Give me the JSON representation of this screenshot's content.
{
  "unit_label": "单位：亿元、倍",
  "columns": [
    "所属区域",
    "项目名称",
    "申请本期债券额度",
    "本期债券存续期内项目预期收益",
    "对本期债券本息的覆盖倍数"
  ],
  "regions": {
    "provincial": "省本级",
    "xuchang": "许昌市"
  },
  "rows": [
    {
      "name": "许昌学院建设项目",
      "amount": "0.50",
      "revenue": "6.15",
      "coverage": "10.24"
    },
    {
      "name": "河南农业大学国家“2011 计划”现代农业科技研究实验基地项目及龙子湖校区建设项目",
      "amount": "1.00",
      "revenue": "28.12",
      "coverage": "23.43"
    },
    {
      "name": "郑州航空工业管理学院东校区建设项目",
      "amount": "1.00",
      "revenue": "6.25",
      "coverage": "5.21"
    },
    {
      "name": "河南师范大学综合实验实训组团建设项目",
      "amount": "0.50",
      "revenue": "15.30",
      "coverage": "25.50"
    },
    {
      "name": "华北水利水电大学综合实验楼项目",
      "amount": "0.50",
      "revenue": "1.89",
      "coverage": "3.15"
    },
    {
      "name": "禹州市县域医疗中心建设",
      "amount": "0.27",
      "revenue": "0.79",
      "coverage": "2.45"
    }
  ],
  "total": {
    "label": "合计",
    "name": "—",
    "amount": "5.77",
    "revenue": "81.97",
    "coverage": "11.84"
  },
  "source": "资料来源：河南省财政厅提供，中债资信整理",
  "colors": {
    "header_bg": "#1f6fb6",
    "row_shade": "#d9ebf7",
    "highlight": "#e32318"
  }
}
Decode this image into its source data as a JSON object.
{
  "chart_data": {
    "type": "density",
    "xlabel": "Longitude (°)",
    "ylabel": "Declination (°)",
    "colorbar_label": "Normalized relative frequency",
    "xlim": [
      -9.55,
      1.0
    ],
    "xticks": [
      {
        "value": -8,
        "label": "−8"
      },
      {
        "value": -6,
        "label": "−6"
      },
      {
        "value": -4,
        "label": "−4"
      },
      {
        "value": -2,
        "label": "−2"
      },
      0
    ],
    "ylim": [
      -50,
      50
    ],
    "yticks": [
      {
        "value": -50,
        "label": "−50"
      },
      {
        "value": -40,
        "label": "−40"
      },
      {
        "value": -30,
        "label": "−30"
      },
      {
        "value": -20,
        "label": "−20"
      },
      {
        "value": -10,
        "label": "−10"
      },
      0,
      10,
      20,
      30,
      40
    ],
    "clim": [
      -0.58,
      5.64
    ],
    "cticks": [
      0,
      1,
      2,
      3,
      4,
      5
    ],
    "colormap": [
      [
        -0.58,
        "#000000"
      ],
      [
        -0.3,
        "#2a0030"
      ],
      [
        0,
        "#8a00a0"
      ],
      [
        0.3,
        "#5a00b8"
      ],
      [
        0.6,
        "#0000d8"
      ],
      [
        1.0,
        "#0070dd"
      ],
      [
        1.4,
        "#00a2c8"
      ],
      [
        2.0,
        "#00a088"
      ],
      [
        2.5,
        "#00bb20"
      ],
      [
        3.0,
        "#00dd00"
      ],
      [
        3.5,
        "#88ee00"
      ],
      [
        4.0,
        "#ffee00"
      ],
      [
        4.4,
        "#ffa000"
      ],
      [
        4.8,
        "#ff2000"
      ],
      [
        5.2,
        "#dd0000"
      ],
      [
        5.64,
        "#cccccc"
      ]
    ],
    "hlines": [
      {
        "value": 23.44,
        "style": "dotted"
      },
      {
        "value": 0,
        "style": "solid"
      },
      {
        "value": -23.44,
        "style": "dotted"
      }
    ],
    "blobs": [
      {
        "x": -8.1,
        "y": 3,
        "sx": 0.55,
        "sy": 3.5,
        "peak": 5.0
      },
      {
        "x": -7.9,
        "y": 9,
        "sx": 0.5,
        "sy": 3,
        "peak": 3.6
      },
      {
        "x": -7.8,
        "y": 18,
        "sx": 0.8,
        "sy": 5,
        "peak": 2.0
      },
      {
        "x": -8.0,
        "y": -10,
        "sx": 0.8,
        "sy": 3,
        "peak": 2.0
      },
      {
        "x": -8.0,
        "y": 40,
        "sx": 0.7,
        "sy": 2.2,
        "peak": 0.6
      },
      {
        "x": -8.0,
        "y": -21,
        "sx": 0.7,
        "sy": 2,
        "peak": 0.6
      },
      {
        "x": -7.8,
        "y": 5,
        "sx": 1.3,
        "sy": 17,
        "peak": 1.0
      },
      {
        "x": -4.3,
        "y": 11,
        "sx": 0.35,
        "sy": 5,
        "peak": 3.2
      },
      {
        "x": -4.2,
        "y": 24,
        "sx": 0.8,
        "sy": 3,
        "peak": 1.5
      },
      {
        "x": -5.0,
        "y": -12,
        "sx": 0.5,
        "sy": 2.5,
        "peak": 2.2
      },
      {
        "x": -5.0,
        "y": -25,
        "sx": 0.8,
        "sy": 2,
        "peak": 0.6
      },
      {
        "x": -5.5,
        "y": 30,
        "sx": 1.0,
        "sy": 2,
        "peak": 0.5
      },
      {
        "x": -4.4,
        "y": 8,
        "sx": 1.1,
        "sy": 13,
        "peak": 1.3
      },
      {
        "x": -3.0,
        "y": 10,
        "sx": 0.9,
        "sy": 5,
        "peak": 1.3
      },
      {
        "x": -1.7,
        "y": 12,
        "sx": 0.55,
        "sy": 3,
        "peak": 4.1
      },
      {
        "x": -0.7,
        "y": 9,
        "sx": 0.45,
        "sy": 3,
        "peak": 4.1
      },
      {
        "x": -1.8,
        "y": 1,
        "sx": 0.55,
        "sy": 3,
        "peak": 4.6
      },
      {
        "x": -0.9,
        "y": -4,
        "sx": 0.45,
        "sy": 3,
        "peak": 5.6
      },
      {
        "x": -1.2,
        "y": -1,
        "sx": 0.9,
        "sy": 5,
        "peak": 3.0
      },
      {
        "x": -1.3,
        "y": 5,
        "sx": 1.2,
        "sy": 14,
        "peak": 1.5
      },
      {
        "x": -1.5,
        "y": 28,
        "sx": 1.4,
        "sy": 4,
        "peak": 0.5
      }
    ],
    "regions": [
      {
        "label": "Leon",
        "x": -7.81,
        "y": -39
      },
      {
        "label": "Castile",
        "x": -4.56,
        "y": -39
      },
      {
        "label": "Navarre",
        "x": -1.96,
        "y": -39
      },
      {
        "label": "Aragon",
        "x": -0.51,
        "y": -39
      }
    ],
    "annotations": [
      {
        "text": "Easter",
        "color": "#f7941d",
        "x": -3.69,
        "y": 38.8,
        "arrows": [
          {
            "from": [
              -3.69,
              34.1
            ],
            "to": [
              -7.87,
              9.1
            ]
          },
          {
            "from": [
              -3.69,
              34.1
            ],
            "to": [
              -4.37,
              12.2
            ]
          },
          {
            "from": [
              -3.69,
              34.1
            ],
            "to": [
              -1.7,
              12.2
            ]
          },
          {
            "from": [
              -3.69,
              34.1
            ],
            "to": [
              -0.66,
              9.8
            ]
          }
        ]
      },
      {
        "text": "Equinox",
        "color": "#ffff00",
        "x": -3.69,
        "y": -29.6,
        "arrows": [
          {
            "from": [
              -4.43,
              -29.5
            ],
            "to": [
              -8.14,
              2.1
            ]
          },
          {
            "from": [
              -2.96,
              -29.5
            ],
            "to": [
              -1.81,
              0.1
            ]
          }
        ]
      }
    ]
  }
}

Exercise requirements>
Reproduce the listing shown above in its entirety, exactly.

Result below>
Give me the JSON representation of this screenshot's content.
{
  "unit_label": "单位：亿元、倍",
  "columns": [
    "所属区域",
    "项目名称",
    "申请本期债券额度",
    "本期债券存续期内项目预期收益",
    "对本期债券本息的覆盖倍数"
  ],
  "regions": {
    "provincial": "省本级",
    "xuchang": "许昌市"
  },
  "rows": [
    {
      "name": "许昌学院建设项目",
      "amount": "0.50",
      "revenue": "6.15",
      "coverage": "10.24"
    },
    {
      "name": "河南农业大学国家“2011 计划”现代农业科技研究实验基地项目及龙子湖校区建设项目",
      "amount": "1.00",
      "revenue": "28.12",
      "coverage": "23.43"
    },
    {
      "name": "郑州航空工业管理学院东校区建设项目",
      "amount": "1.00",
      "revenue": "6.25",
      "coverage": "5.21"
    },
    {
      "name": "河南师范大学综合实验实训组团建设项目",
      "amount": "0.50",
      "revenue": "15.30",
      "coverage": "25.50"
    },
    {
      "name": "华北水利水电大学综合实验楼项目",
      "amount": "0.50",
      "revenue": "1.89",
      "coverage": "3.15"
    },
    {
      "name": "禹州市县域医疗中心建设",
      "amount": "0.27",
      "revenue": "0.79",
      "coverage": "2.45"
    }
  ],
  "total": {
    "label": "合计",
    "name": "—",
    "amount": "5.77",
    "revenue": "81.97",
    "coverage": "11.84"
  },
  "source": "资料来源：河南省财政厅提供，中债资信整理",
  "colors": {
    "header_bg": "#1f6fb6",
    "row_shade": "#d9ebf7",
    "highlight": "#e32318"
  }
}
Decode this image into its source data as a JSON object.
{
  "chart_data": {
    "type": "density",
    "xlabel": "Longitude (°)",
    "ylabel": "Declination (°)",
    "colorbar_label": "Normalized relative frequency",
    "xlim": [
      -9.55,
      1.0
    ],
    "xticks": [
      {
        "value": -8,
        "label": "−8"
      },
      {
        "value": -6,
        "label": "−6"
      },
      {
        "value": -4,
        "label": "−4"
      },
      {
        "value": -2,
        "label": "−2"
      },
      0
    ],
    "ylim": [
      -50,
      50
    ],
    "yticks": [
      {
        "value": -50,
        "label": "−50"
      },
      {
        "value": -40,
        "label": "−40"
      },
      {
        "value": -30,
        "label": "−30"
      },
      {
        "value": -20,
        "label": "−20"
      },
      {
        "value": -10,
        "label": "−10"
      },
      0,
      10,
      20,
      30,
      40
    ],
    "clim": [
      -0.58,
      5.64
    ],
    "cticks": [
      0,
      1,
      2,
      3,
      4,
      5
    ],
    "colormap": [
      [
        -0.58,
        "#000000"
      ],
      [
        -0.3,
        "#2a0030"
      ],
      [
        0,
        "#8a00a0"
      ],
      [
        0.3,
        "#5a00b8"
      ],
      [
        0.6,
        "#0000d8"
      ],
      [
        1.0,
        "#0070dd"
      ],
      [
        1.4,
        "#00a2c8"
      ],
      [
        2.0,
        "#00a088"
      ],
      [
        2.5,
        "#00bb20"
      ],
      [
        3.0,
        "#00dd00"
      ],
      [
        3.5,
        "#88ee00"
      ],
      [
        4.0,
        "#ffee00"
      ],
      [
        4.4,
        "#ffa000"
      ],
      [
        4.8,
        "#ff2000"
      ],
      [
        5.2,
        "#dd0000"
      ],
      [
        5.64,
        "#cccccc"
      ]
    ],
    "hlines": [
      {
        "value": 23.44,
        "style": "dotted"
      },
      {
        "value": 0,
        "style": "solid"
      },
      {
        "value": -23.44,
        "style": "dotted"
      }
    ],
    "blobs": [
      {
        "x": -8.1,
        "y": 3,
        "sx": 0.55,
        "sy": 3.5,
        "peak": 5.0
      },
      {
        "x": -7.9,
        "y": 9,
        "sx": 0.5,
        "sy": 3,
        "peak": 3.6
      },
      {
        "x": -7.8,
        "y": 18,
        "sx": 0.8,
        "sy": 5,
        "peak": 2.0
      },
      {
        "x": -8.0,
        "y": -10,
        "sx": 0.8,
        "sy": 3,
        "peak": 2.0
      },
      {
        "x": -8.0,
        "y": 40,
        "sx": 0.7,
        "sy": 2.2,
        "peak": 0.6
      },
      {
        "x": -8.0,
        "y": -21,
        "sx": 0.7,
        "sy": 2,
        "peak": 0.6
      },
      {
        "x": -7.8,
        "y": 5,
        "sx": 1.3,
        "sy": 17,
        "peak": 1.0
      },
      {
        "x": -4.3,
        "y": 11,
        "sx": 0.35,
        "sy": 5,
        "peak": 3.2
      },
      {
        "x": -4.2,
        "y": 24,
        "sx": 0.8,
        "sy": 3,
        "peak": 1.5
      },
      {
        "x": -5.0,
        "y": -12,
        "sx": 0.5,
        "sy": 2.5,
        "peak": 2.2
      },
      {
        "x": -5.0,
        "y": -25,
        "sx": 0.8,
        "sy": 2,
        "peak": 0.6
      },
      {
        "x": -5.5,
        "y": 30,
        "sx": 1.0,
        "sy": 2,
        "peak": 0.5
      },
      {
        "x": -4.4,
        "y": 8,
        "sx": 1.1,
        "sy": 13,
        "peak": 1.3
      },
      {
        "x": -3.0,
        "y": 10,
        "sx": 0.9,
        "sy": 5,
        "peak": 1.3
      },
      {
        "x": -1.7,
        "y": 12,
        "sx": 0.55,
        "sy": 3,
        "peak": 4.1
      },
      {
        "x": -0.7,
        "y": 9,
        "sx": 0.45,
        "sy": 3,
        "peak": 4.1
      },
      {
        "x": -1.8,
        "y": 1,
        "sx": 0.55,
        "sy": 3,
        "peak": 4.6
      },
      {
        "x": -0.9,
        "y": -4,
        "sx": 0.45,
        "sy": 3,
        "peak": 5.6
      },
      {
        "x": -1.2,
        "y": -1,
        "sx": 0.9,
        "sy": 5,
        "peak": 3.0
      },
      {
        "x": -1.3,
        "y": 5,
        "sx": 1.2,
        "sy": 14,
        "peak": 1.5
      },
      {
        "x": -1.5,
        "y": 28,
        "sx": 1.4,
        "sy": 4,
        "peak": 0.5
      }
    ],
    "regions": [
      {
        "label": "Leon",
        "x": -7.81,
        "y": -39
      },
      {
        "label": "Castile",
        "x": -4.56,
        "y": -39
      },
      {
        "label": "Navarre",
        "x": -1.96,
        "y": -39
      },
      {
        "label": "Aragon",
        "x": -0.51,
        "y": -39
      }
    ],
    "annotations": [
      {
        "text": "Easter",
        "color": "#f7941d",
        "x": -3.69,
        "y": 38.8,
        "arrows": [
          {
            "from": [
              -3.69,
              34.1
            ],
            "to": [
              -7.87,
              9.1
            ]
          },
          {
            "from": [
              -3.69,
              34.1
            ],
            "to": [
              -4.37,
              12.2
            ]
          },
          {
            "from": [
              -3.69,
              34.1
            ],
            "to": [
              -1.7,
              12.2
            ]
          },
          {
            "from": [
              -3.69,
              34.1
            ],
            "to": [
              -0.66,
              9.8
            ]
          }
        ]
      },
      {
        "text": "Equinox",
        "color": "#ffff00",
        "x": -3.69,
        "y": -29.6,
        "arrows": [
          {
            "from": [
              -4.43,
              -29.5
            ],
            "to": [
              -8.14,
              2.1
            ]
          },
          {
            "from": [
              -2.96,
              -29.5
            ],
            "to": [
              -1.81,
              0.1
            ]
          }
        ]
      }
    ]
  }
}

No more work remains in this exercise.